# Given problem
Find the lines of data that contain the string "frac", then list them.

# Working data
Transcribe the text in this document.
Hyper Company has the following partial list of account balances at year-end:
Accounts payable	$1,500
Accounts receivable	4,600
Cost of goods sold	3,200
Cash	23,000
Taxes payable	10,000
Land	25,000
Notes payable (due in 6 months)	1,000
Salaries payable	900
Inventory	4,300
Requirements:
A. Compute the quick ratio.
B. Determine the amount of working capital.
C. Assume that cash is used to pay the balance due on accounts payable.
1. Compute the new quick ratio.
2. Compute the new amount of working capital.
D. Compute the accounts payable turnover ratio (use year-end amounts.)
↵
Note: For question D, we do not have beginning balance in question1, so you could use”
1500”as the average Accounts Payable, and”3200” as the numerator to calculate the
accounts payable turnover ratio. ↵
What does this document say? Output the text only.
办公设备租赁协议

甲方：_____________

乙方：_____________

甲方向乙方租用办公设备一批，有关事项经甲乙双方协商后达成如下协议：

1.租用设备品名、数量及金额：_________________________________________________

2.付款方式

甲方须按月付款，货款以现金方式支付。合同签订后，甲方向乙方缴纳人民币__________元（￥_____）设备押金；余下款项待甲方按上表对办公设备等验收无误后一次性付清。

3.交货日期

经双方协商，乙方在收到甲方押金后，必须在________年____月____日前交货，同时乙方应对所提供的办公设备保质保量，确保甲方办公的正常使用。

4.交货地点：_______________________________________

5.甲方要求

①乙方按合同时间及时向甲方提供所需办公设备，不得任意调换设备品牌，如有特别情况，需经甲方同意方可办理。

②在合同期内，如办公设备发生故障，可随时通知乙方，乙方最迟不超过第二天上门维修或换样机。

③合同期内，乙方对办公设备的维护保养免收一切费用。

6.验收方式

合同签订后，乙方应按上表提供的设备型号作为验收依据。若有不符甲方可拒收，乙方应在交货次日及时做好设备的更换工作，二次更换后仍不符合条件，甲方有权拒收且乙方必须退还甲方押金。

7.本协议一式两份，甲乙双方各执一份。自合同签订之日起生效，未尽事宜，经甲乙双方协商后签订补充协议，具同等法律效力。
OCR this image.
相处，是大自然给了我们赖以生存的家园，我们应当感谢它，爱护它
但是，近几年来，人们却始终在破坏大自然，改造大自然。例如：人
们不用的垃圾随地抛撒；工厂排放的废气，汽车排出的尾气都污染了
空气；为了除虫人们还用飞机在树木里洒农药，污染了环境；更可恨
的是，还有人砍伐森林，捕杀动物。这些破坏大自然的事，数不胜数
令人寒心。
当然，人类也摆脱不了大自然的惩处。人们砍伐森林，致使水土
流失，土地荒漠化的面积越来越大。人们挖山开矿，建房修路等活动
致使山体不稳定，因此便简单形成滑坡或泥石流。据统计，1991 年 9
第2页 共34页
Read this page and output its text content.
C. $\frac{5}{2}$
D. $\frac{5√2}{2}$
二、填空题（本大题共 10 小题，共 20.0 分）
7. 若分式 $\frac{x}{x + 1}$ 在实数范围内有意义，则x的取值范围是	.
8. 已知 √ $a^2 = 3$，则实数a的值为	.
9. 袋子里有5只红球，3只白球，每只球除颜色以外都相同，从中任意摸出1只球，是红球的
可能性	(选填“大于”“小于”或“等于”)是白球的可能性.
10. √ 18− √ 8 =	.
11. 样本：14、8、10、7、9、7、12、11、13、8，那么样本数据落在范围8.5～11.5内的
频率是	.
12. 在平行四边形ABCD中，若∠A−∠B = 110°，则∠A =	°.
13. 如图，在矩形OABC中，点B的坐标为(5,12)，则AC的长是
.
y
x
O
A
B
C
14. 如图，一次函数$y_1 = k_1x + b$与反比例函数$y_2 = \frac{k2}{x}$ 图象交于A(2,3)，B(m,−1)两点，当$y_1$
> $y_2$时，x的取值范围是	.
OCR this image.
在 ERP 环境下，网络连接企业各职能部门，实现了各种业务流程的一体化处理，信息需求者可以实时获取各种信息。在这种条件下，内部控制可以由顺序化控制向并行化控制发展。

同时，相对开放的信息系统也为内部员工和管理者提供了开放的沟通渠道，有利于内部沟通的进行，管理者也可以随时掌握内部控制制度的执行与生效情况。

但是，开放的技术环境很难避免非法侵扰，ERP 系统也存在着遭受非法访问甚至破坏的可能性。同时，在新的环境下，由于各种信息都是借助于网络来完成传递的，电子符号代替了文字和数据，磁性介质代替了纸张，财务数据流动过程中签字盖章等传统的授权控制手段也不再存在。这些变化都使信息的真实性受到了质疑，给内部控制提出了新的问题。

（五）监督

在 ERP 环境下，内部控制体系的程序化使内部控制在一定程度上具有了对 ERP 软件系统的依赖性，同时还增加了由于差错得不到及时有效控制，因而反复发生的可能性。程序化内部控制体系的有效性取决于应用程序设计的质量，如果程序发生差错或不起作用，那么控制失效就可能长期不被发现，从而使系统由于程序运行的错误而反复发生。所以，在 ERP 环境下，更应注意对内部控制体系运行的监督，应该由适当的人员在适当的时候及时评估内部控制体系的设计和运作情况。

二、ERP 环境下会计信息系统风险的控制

# The result
C. $\frac{5}{2}$
D. $\frac{5√2}{2}$
7. 若分式 $\frac{x}{x + 1}$ 在实数范围内有意义，则x的取值范围是	.
14. 如图，一次函数$y_1 = k_1x + b$与反比例函数$y_2 = \frac{k2}{x}$ 图象交于A(2,3)，B(m,−1)两点，当$y_1$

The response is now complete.